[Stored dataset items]
· · · ·

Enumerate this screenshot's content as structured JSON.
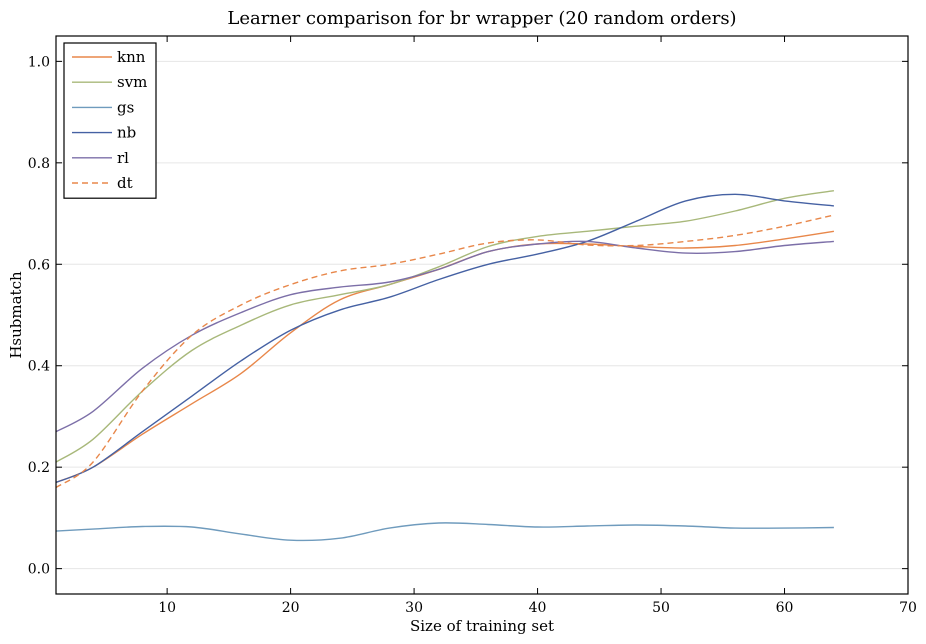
{
  "chart_data": {
    "type": "line",
    "title": "Learner comparison for br wrapper (20 random orders)",
    "xlabel": "Size of training set",
    "ylabel": "Hsubmatch",
    "xlim": [
      1,
      70
    ],
    "ylim": [
      -0.05,
      1.05
    ],
    "xticks": [
      "10",
      "20",
      "30",
      "40",
      "50",
      "60",
      "70"
    ],
    "yticks": [
      "0.0",
      "0.2",
      "0.4",
      "0.6",
      "0.8",
      "1.0"
    ],
    "grid": "horizontal",
    "legend": "top-left",
    "series": [
      {
        "name": "knn",
        "color": "#e8874a",
        "dash": "solid",
        "x": [
          1,
          4,
          8,
          12,
          16,
          20,
          24,
          28,
          32,
          36,
          40,
          44,
          48,
          52,
          56,
          60,
          64
        ],
        "y": [
          0.17,
          0.2,
          0.265,
          0.325,
          0.385,
          0.465,
          0.53,
          0.56,
          0.59,
          0.625,
          0.64,
          0.64,
          0.635,
          0.632,
          0.637,
          0.65,
          0.665
        ]
      },
      {
        "name": "svm",
        "color": "#a8b87a",
        "dash": "solid",
        "x": [
          1,
          4,
          8,
          12,
          16,
          20,
          24,
          28,
          32,
          36,
          40,
          44,
          48,
          52,
          56,
          60,
          64
        ],
        "y": [
          0.21,
          0.255,
          0.35,
          0.43,
          0.48,
          0.52,
          0.54,
          0.56,
          0.595,
          0.635,
          0.655,
          0.665,
          0.675,
          0.685,
          0.705,
          0.73,
          0.745
        ]
      },
      {
        "name": "gs",
        "color": "#6f9bbd",
        "dash": "solid",
        "x": [
          1,
          4,
          8,
          12,
          16,
          20,
          24,
          28,
          32,
          36,
          40,
          44,
          48,
          52,
          56,
          60,
          64
        ],
        "y": [
          0.074,
          0.078,
          0.083,
          0.082,
          0.068,
          0.056,
          0.06,
          0.08,
          0.09,
          0.087,
          0.082,
          0.084,
          0.086,
          0.084,
          0.08,
          0.08,
          0.081
        ]
      },
      {
        "name": "nb",
        "color": "#4561a3",
        "dash": "solid",
        "x": [
          1,
          4,
          8,
          12,
          16,
          20,
          24,
          28,
          32,
          36,
          40,
          44,
          48,
          52,
          56,
          60,
          64
        ],
        "y": [
          0.17,
          0.2,
          0.27,
          0.34,
          0.41,
          0.47,
          0.51,
          0.535,
          0.57,
          0.6,
          0.62,
          0.645,
          0.685,
          0.725,
          0.738,
          0.725,
          0.715
        ]
      },
      {
        "name": "rl",
        "color": "#7c6fa8",
        "dash": "solid",
        "x": [
          1,
          4,
          8,
          12,
          16,
          20,
          24,
          28,
          32,
          36,
          40,
          44,
          48,
          52,
          56,
          60,
          64
        ],
        "y": [
          0.27,
          0.31,
          0.395,
          0.46,
          0.505,
          0.54,
          0.555,
          0.565,
          0.59,
          0.625,
          0.64,
          0.645,
          0.632,
          0.622,
          0.625,
          0.637,
          0.645
        ]
      },
      {
        "name": "dt",
        "color": "#e8874a",
        "dash": "dashed",
        "x": [
          1,
          4,
          8,
          12,
          16,
          20,
          24,
          28,
          32,
          36,
          40,
          44,
          48,
          52,
          56,
          60,
          64
        ],
        "y": [
          0.16,
          0.21,
          0.35,
          0.46,
          0.52,
          0.56,
          0.587,
          0.6,
          0.62,
          0.642,
          0.648,
          0.638,
          0.637,
          0.645,
          0.657,
          0.675,
          0.697
        ]
      }
    ]
  }
}
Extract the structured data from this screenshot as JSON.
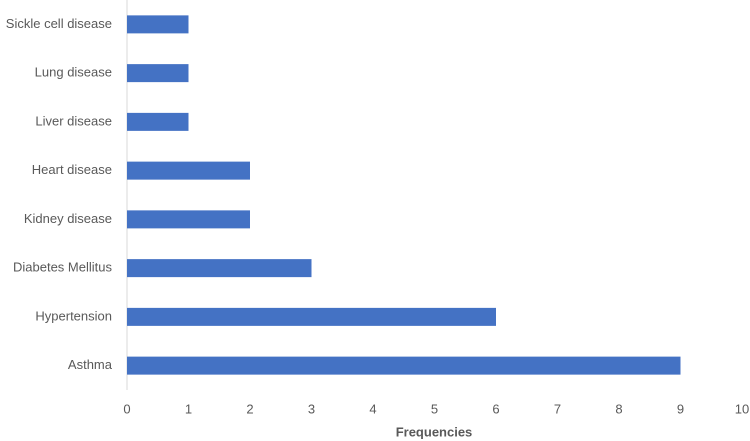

· · · ·

**Requirements**. Filter lines by "name" and return each hit.

**Result below**.
        "name": "knn",
        "name": "svm",
        "name": "gs",
        "name": "nb",
        "name": "rl",
        "name": "dt",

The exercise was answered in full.